Figure content listings
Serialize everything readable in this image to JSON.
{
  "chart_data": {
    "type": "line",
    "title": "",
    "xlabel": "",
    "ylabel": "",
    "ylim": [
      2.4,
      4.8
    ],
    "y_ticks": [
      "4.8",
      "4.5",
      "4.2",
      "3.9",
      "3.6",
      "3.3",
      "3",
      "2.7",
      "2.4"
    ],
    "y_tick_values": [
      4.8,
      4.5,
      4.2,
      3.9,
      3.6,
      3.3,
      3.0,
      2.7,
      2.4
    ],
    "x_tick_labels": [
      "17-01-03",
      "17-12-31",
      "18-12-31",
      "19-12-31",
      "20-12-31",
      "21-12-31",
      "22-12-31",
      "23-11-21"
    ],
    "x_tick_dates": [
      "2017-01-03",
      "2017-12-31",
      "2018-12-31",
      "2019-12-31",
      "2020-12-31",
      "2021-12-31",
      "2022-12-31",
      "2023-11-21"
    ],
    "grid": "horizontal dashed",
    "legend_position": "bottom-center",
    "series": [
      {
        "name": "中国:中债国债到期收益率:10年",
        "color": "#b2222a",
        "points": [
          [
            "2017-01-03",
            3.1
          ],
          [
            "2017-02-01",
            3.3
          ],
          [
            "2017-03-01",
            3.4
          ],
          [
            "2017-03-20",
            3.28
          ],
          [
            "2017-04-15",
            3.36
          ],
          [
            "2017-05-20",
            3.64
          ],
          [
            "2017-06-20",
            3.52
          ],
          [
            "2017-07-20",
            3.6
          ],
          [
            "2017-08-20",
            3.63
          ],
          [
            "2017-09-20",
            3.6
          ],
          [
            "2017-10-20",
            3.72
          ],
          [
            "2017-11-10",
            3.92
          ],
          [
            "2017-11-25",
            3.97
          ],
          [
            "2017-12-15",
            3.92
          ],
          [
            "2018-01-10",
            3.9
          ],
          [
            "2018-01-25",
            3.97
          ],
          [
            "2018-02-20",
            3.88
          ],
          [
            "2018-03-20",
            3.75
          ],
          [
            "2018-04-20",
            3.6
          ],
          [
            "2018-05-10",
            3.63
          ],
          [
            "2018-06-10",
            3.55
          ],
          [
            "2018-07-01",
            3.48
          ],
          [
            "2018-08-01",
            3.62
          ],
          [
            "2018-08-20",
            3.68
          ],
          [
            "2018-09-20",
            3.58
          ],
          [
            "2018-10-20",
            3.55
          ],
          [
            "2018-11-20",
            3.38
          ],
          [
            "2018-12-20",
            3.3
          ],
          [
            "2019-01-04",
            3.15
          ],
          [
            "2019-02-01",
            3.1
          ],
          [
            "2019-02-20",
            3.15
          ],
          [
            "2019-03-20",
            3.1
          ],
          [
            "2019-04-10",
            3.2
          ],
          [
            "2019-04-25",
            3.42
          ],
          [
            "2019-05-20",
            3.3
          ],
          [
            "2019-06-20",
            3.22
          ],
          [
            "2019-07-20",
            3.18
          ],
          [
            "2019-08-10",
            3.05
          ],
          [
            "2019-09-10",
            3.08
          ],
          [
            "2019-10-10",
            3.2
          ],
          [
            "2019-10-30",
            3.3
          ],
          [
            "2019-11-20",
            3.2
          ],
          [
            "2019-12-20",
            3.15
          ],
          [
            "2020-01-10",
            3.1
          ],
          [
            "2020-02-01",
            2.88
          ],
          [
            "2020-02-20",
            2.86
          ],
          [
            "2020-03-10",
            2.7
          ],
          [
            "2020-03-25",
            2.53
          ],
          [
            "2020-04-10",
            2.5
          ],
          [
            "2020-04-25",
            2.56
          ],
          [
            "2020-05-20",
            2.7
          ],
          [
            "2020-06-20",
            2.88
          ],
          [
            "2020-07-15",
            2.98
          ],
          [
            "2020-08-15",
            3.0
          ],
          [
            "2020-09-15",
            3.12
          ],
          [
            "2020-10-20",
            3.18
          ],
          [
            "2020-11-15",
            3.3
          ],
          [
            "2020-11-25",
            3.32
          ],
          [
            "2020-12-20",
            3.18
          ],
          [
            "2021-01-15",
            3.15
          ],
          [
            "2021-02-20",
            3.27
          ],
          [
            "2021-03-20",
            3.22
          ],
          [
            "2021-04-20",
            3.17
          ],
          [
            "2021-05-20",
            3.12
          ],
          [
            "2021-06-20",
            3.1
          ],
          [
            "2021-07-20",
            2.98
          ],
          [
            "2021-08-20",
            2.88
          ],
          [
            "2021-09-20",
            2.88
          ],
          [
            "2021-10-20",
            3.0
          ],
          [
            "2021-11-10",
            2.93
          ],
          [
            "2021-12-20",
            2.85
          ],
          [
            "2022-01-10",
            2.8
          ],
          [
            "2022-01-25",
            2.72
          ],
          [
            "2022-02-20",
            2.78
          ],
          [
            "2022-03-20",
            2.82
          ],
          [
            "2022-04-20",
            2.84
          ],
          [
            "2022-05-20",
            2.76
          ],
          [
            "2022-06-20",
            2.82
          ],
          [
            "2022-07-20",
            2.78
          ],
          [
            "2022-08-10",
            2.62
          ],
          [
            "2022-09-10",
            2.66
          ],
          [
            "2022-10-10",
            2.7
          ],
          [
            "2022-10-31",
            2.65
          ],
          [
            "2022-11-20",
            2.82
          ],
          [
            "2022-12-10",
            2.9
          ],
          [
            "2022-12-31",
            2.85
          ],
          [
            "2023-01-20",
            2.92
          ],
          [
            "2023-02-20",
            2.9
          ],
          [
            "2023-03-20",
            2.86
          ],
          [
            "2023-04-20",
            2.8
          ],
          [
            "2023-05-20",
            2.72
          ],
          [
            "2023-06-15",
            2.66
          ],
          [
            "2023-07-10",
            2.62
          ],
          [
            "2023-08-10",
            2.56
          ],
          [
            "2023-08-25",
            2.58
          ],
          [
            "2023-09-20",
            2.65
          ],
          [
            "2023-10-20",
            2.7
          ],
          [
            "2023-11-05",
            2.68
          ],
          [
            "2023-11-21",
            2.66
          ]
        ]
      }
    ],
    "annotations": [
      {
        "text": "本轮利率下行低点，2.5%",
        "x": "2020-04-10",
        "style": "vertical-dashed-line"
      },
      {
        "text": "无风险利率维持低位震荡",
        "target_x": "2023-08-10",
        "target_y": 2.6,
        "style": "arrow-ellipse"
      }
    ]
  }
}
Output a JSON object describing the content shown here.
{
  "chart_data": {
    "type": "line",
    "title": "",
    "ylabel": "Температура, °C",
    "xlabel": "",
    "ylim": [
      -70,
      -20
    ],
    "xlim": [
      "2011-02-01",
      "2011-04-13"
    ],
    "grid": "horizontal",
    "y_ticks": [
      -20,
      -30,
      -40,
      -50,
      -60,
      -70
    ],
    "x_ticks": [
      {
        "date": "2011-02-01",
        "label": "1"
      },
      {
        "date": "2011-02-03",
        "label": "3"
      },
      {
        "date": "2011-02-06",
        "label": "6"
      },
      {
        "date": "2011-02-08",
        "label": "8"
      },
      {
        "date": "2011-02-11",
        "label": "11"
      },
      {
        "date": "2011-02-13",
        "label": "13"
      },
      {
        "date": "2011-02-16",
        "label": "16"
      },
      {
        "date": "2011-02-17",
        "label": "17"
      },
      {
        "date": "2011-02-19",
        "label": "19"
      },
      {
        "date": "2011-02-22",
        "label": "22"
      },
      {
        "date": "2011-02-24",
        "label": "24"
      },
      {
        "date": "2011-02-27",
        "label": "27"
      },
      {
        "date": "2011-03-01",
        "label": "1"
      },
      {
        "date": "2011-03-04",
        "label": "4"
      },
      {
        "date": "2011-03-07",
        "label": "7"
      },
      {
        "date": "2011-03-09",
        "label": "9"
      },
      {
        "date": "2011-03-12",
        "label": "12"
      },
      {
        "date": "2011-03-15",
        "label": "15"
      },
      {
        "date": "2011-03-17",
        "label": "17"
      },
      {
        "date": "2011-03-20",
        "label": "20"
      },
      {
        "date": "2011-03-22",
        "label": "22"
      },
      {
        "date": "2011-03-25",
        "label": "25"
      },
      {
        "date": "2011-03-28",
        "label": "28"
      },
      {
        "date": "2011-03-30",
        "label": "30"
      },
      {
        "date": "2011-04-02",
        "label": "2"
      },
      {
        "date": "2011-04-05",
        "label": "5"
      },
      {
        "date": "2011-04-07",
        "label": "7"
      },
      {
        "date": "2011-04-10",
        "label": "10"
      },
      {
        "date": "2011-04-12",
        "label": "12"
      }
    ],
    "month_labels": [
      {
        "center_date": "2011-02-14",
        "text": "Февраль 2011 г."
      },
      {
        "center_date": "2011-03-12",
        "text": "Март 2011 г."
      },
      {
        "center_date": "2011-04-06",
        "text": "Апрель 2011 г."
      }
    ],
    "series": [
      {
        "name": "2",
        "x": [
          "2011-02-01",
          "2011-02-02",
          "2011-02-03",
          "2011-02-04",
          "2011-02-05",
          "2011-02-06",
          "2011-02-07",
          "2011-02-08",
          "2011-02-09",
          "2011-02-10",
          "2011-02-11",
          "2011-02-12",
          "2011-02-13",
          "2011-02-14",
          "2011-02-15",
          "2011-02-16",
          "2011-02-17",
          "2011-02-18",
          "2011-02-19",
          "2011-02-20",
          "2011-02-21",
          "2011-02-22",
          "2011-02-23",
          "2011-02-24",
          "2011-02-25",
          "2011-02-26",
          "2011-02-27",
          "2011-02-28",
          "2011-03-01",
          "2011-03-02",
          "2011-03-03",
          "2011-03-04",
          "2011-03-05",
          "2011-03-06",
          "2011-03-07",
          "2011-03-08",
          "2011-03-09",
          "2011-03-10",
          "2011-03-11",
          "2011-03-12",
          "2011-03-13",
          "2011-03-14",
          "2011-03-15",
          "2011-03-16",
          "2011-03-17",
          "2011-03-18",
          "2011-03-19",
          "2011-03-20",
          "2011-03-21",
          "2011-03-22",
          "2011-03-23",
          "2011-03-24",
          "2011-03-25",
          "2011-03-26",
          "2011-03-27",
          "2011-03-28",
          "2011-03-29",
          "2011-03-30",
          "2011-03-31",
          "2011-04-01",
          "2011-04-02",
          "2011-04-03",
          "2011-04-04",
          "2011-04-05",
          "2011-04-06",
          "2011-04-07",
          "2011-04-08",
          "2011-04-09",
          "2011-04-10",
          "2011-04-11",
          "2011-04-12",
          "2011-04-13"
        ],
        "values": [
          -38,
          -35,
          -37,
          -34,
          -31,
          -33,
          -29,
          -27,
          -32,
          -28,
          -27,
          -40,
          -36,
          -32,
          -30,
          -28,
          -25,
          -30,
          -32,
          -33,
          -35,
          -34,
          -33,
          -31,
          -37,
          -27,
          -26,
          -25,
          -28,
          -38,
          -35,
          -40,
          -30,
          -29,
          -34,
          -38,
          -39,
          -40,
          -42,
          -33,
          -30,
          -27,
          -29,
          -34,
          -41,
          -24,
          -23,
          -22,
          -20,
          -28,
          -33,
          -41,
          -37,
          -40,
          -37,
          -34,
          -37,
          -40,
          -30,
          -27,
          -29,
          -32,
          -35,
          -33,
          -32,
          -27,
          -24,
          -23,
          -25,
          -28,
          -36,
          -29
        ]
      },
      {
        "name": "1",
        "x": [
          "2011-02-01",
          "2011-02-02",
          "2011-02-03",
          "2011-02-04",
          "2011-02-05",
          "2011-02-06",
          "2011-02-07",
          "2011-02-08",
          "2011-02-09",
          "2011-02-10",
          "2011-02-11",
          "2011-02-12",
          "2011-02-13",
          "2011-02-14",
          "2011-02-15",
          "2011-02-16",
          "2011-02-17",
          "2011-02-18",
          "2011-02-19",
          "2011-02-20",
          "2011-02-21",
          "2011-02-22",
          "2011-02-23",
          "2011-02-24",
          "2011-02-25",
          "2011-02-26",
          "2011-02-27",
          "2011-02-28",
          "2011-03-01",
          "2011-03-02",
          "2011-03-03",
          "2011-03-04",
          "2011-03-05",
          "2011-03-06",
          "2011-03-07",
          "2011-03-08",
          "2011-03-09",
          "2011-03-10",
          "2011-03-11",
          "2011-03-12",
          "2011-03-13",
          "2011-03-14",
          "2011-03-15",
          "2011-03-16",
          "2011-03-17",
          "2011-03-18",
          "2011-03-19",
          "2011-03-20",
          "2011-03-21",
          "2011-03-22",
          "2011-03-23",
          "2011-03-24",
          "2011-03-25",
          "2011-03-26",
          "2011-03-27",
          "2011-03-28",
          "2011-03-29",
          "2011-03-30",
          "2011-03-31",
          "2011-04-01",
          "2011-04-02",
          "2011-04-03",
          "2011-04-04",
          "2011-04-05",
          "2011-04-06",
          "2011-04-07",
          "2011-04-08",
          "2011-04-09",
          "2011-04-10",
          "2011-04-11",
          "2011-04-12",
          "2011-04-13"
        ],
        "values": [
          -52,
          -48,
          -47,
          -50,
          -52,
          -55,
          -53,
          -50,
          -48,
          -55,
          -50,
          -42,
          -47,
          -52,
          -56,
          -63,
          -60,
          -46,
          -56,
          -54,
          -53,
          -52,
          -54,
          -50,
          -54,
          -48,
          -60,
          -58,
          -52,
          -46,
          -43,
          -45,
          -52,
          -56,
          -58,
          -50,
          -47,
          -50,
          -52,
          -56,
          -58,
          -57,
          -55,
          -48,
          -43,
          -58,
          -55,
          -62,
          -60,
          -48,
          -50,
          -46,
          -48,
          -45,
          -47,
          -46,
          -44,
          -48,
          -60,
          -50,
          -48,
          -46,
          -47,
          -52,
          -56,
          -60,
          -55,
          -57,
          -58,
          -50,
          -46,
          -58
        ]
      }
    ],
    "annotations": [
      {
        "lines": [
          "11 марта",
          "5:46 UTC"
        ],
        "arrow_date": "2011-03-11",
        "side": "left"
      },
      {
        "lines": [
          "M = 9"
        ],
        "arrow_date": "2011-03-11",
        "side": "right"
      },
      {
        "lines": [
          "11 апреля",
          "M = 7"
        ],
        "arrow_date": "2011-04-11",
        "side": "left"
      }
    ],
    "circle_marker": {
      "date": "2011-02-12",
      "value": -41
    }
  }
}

JOB: State how many lines above include the word "JSON", and nothing more.

EXERCISE SOLUTION: 2